→ **SET PROBLEM**
Write out all lines holding the word "SSXFF".

DATA TO USE start

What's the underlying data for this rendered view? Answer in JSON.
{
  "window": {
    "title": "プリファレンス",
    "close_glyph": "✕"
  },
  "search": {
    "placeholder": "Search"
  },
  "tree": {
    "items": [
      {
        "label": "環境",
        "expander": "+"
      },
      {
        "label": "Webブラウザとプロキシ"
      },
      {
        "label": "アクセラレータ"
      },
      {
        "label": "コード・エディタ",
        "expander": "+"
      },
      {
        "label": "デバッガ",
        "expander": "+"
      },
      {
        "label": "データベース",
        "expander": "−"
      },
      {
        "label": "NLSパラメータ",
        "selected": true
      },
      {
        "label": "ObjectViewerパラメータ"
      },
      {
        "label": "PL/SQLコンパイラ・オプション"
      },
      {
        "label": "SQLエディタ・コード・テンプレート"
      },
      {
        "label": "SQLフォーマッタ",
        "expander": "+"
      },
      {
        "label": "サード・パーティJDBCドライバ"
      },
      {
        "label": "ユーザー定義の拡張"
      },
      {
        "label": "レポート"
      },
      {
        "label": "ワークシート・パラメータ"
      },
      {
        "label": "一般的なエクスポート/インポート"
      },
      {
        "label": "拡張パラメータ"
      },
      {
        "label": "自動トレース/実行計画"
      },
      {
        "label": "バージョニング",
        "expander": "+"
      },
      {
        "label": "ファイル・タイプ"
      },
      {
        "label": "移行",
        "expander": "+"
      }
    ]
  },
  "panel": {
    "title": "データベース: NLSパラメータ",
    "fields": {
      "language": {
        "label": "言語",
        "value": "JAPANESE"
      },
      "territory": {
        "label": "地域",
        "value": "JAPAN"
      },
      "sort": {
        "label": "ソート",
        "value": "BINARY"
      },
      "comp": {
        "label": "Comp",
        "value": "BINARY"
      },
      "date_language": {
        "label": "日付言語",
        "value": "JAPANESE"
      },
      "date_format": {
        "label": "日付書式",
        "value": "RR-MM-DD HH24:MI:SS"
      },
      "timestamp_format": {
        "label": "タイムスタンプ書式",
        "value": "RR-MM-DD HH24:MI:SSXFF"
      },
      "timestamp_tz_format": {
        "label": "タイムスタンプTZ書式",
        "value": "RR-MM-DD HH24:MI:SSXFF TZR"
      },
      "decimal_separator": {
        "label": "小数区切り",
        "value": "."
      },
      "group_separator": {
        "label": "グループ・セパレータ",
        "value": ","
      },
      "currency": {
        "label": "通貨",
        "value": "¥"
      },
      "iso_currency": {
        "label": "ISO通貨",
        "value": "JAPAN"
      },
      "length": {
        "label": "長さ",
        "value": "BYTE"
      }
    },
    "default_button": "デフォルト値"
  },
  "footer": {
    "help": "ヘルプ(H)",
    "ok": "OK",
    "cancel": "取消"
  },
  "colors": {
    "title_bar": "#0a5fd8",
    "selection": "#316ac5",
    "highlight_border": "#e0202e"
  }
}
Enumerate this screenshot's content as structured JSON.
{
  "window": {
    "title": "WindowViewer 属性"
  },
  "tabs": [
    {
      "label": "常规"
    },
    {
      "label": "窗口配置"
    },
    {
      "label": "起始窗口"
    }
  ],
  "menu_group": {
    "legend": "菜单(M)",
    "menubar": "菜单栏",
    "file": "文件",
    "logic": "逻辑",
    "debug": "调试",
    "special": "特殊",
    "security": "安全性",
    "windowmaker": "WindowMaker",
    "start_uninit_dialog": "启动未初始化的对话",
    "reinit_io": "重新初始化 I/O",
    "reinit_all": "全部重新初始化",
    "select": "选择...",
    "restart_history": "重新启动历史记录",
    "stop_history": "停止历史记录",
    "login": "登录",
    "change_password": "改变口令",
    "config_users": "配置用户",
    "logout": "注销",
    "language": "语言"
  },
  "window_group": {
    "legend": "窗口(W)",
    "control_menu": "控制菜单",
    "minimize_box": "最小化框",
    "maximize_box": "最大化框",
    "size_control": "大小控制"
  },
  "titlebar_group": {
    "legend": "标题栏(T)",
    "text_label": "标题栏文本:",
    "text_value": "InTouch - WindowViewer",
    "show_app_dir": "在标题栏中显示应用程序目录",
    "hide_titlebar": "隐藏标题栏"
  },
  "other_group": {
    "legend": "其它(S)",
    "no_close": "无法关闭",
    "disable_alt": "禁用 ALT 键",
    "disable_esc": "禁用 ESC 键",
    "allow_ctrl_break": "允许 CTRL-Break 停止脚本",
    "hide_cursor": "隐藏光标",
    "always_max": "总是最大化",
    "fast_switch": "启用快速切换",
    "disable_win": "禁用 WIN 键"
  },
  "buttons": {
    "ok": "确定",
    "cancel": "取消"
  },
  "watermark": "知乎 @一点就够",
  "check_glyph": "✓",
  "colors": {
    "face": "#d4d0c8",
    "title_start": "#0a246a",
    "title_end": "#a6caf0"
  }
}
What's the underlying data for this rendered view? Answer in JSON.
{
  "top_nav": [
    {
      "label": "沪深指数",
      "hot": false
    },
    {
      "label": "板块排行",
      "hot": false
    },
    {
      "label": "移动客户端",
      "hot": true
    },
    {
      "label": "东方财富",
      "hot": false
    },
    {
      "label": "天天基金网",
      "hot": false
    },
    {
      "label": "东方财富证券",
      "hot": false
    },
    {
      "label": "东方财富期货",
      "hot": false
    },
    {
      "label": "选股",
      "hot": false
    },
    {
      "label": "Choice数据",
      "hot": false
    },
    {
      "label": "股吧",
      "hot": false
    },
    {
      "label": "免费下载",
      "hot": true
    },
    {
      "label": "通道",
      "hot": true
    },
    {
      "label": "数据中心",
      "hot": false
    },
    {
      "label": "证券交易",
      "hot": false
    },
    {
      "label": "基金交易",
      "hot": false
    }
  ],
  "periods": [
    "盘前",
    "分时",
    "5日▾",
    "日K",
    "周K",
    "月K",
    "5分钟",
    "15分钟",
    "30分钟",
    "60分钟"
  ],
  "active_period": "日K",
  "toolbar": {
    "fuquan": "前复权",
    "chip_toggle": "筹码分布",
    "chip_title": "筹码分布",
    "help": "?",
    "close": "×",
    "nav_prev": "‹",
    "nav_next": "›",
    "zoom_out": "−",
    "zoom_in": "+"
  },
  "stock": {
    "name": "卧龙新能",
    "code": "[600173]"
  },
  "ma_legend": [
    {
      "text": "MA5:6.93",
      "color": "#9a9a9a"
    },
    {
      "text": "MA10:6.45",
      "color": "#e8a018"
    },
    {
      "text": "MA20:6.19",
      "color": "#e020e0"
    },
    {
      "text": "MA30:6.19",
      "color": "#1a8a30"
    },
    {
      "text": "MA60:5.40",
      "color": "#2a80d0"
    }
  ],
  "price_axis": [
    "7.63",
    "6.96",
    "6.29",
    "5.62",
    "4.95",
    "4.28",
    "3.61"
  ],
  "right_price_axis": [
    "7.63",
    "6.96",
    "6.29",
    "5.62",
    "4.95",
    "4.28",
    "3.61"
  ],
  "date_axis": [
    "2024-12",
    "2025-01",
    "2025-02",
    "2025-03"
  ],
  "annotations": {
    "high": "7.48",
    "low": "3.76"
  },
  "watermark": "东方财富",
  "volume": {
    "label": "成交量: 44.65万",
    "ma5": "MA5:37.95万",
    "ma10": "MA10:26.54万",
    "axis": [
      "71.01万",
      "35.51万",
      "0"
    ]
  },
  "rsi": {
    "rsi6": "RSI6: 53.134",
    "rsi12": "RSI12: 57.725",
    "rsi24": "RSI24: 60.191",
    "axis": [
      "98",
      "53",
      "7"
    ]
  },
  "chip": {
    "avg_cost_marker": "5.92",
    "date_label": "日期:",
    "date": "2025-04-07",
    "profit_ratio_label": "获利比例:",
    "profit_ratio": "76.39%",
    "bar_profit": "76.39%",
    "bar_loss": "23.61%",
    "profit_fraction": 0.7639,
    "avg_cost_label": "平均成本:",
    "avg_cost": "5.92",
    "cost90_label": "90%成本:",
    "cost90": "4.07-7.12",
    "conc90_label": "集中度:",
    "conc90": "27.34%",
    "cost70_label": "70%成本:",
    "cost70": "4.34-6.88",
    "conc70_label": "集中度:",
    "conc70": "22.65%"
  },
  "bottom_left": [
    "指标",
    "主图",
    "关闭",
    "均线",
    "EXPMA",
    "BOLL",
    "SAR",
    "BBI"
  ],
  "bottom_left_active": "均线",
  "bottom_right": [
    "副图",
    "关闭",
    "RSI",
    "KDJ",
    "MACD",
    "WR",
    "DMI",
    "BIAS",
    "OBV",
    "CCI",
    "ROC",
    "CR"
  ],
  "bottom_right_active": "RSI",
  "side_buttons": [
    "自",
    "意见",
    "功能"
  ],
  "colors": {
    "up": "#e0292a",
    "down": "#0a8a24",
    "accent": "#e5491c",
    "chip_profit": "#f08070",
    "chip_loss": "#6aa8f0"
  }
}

DATA TO USE end

→ **SOLUTION FOR THIS PROBLEM**
        "value": "RR-MM-DD HH24:MI:SSXFF"
        "value": "RR-MM-DD HH24:MI:SSXFF TZR"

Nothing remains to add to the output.